• **What is expected**
Copy out each line of the data that holds the word "warm".
== == ==
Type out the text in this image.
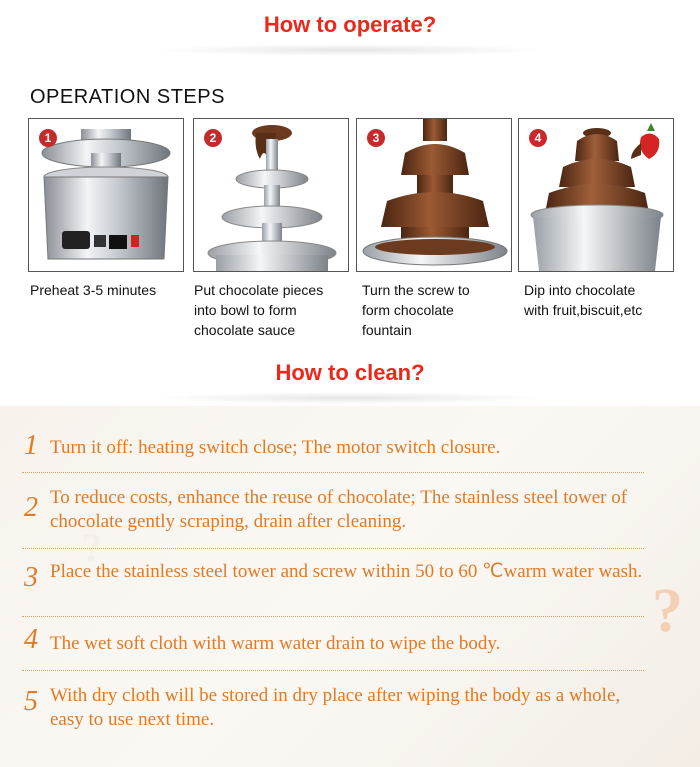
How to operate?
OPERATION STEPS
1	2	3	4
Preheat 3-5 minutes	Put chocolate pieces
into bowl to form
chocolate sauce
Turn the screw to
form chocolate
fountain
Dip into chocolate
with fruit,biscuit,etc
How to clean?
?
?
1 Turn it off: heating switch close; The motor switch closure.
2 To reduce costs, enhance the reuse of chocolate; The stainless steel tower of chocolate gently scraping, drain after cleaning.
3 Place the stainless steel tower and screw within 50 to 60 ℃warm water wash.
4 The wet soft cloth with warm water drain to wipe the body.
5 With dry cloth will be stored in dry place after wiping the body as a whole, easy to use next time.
== == ==
• **Written solution**
3 Place the stainless steel tower and screw within 50 to 60 ℃warm water wash.
4 The wet soft cloth with warm water drain to wipe the body.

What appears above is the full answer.